Return each line of the entries that mentions the word "logo".
━━━━━━━━━━
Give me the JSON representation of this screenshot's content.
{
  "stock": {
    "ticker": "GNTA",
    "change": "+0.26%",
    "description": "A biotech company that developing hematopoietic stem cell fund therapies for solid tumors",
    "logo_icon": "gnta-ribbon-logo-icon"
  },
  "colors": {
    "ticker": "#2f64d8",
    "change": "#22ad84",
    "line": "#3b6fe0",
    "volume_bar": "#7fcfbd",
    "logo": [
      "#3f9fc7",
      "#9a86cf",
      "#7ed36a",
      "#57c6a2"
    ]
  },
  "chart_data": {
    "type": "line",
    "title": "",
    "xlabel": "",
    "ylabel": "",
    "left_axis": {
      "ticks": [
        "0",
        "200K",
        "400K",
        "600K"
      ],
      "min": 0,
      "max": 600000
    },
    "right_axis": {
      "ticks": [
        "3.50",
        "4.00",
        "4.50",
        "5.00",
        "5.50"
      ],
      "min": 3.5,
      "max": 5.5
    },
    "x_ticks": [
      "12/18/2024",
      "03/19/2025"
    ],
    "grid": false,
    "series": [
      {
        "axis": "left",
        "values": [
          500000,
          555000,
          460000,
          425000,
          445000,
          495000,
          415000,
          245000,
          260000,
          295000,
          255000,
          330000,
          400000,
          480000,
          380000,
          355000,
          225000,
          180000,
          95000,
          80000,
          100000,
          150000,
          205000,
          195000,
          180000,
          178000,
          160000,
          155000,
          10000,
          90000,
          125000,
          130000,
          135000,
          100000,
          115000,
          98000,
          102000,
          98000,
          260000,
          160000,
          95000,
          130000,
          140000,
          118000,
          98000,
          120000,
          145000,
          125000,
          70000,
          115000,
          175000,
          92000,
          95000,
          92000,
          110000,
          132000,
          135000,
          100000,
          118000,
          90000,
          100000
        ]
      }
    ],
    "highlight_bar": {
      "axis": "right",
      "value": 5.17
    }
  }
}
━━━━━━━━━━
Answer below =
    "logo_icon": "gnta-ribbon-logo-icon"
    "logo": [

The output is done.